--- RECORDS FOR PROCESSING ---
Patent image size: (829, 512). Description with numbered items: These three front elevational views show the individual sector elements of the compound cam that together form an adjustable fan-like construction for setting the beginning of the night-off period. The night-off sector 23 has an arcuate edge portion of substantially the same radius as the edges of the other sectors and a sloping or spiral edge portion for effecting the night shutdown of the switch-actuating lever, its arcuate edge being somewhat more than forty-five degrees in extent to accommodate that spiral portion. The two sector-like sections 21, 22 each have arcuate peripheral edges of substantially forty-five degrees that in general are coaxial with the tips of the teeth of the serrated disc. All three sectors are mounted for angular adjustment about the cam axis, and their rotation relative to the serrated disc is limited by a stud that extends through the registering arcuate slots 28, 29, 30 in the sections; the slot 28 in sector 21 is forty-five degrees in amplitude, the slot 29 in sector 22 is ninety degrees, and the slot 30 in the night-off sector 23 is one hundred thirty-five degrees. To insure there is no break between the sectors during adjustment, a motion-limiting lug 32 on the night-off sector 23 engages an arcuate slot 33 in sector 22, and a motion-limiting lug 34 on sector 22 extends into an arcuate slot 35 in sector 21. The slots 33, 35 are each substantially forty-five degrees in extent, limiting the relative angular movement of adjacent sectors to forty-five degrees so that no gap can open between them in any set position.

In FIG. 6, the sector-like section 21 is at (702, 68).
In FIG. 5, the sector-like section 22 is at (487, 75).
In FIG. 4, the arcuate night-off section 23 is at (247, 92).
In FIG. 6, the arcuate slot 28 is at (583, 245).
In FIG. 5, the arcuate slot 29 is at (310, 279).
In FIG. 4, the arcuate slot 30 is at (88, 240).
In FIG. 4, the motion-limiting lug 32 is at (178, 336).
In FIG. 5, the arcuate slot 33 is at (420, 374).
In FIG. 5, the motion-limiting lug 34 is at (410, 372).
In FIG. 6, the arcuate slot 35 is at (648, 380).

...

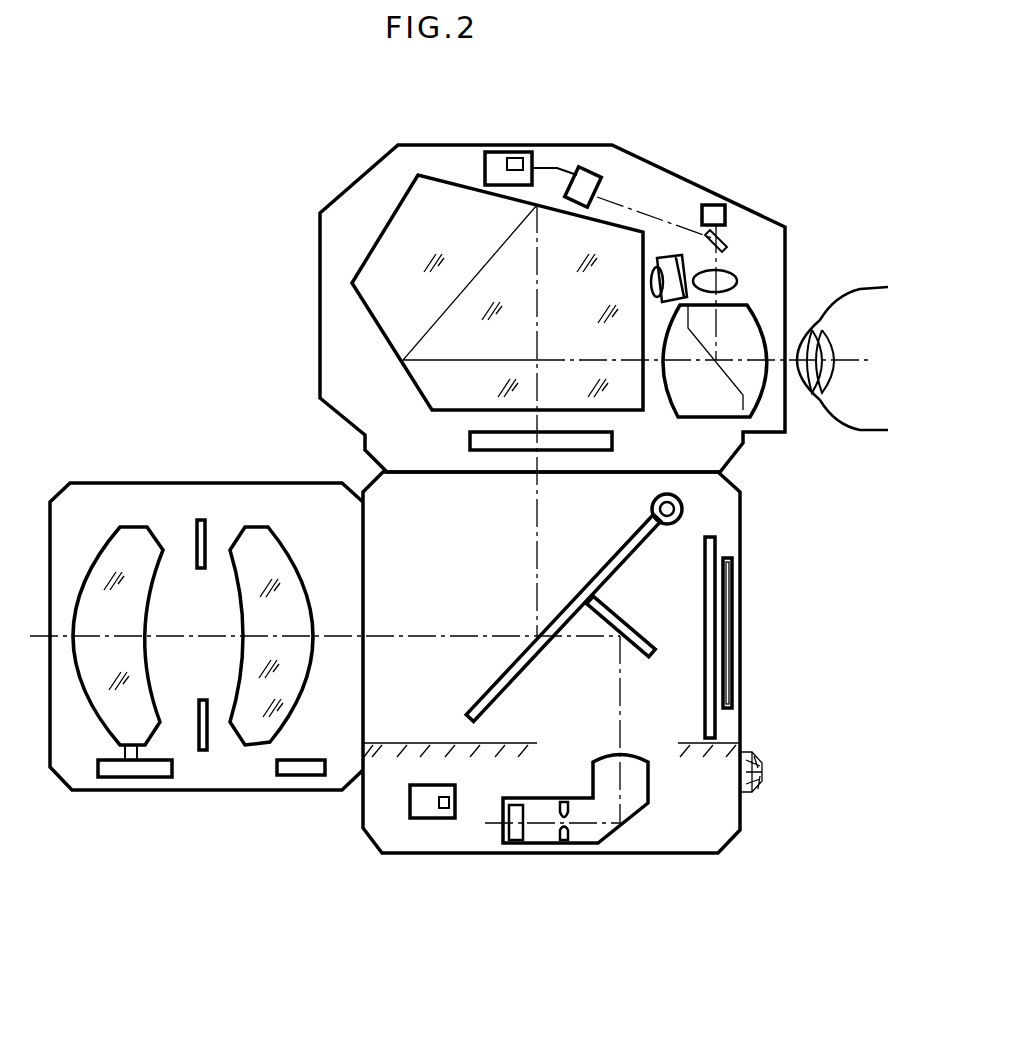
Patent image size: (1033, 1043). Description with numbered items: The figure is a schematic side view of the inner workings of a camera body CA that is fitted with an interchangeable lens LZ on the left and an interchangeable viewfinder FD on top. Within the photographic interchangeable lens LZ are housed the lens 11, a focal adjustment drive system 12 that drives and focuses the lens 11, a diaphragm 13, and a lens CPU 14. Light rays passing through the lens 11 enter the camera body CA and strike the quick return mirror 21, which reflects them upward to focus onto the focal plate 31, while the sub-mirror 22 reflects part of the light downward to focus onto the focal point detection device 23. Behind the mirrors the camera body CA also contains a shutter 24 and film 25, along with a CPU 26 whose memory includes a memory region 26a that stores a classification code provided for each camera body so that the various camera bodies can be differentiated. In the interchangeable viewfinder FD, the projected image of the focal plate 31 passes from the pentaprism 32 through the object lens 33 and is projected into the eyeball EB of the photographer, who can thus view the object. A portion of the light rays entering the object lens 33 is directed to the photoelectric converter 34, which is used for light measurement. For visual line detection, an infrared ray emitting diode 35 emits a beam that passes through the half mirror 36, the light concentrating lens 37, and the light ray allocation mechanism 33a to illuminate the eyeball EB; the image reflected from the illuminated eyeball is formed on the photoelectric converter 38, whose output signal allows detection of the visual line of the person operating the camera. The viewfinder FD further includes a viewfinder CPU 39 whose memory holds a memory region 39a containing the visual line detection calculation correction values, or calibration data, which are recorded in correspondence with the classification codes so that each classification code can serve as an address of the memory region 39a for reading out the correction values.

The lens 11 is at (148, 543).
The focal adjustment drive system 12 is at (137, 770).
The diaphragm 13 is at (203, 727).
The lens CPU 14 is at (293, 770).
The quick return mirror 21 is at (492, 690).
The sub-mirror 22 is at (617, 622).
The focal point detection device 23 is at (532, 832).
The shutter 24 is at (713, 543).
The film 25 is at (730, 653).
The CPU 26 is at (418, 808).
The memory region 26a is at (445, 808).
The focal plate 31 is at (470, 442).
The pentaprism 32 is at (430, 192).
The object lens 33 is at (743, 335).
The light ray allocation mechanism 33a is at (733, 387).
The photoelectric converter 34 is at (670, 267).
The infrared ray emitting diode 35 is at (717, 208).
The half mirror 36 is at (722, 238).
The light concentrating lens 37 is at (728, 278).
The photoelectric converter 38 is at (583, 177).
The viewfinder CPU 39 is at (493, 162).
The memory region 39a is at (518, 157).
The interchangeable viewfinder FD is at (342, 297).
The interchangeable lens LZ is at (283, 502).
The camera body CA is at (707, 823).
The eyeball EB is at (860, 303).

--- YOUR INSTRUCTIONS ---
Write out the lines of the items starting at the one that contains "Patent image size: (829, 512)." and ending at the one that contains "In FIG. 5, the arcuate slot 33", both included, with nothing else.

--- OUTPUT OF THE TASK ---
Patent image size: (829, 512). Description with numbered items: These three front elevational views show the individual sector elements of the compound cam that together form an adjustable fan-like construction for setting the beginning of the night-off period. The night-off sector 23 has an arcuate edge portion of substantially the same radius as the edges of the other sectors and a sloping or spiral edge portion for effecting the night shutdown of the switch-actuating lever, its arcuate edge being somewhat more than forty-five degrees in extent to accommodate that spiral portion. The two sector-like sections 21, 22 each have arcuate peripheral edges of substantially forty-five degrees that in general are coaxial with the tips of the teeth of the serrated disc. All three sectors are mounted for angular adjustment about the cam axis, and their rotation relative to the serrated disc is limited by a stud that extends through the registering arcuate slots 28, 29, 30 in the sections; the slot 28 in sector 21 is forty-five degrees in amplitude, the slot 29 in sector 22 is ninety degrees, and the slot 30 in the night-off sector 23 is one hundred thirty-five degrees. To insure there is no break between the sectors during adjustment, a motion-limiting lug 32 on the night-off sector 23 engages an arcuate slot 33 in sector 22, and a motion-limiting lug 34 on sector 22 extends into an arcuate slot 35 in sector 21. The slots 33, 35 are each substantially forty-five degrees in extent, limiting the relative angular movement of adjacent sectors to forty-five degrees so that no gap can open between them in any set position.

In FIG. 6, the sector-like section 21 is at (702, 68).
In FIG. 5, the sector-like section 22 is at (487, 75).
In FIG. 4, the arcuate night-off section 23 is at (247, 92).
In FIG. 6, the arcuate slot 28 is at (583, 245).
In FIG. 5, the arcuate slot 29 is at (310, 279).
In FIG. 4, the arcuate slot 30 is at (88, 240).
In FIG. 4, the motion-limiting lug 32 is at (178, 336).
In FIG. 5, the arcuate slot 33 is at (420, 374).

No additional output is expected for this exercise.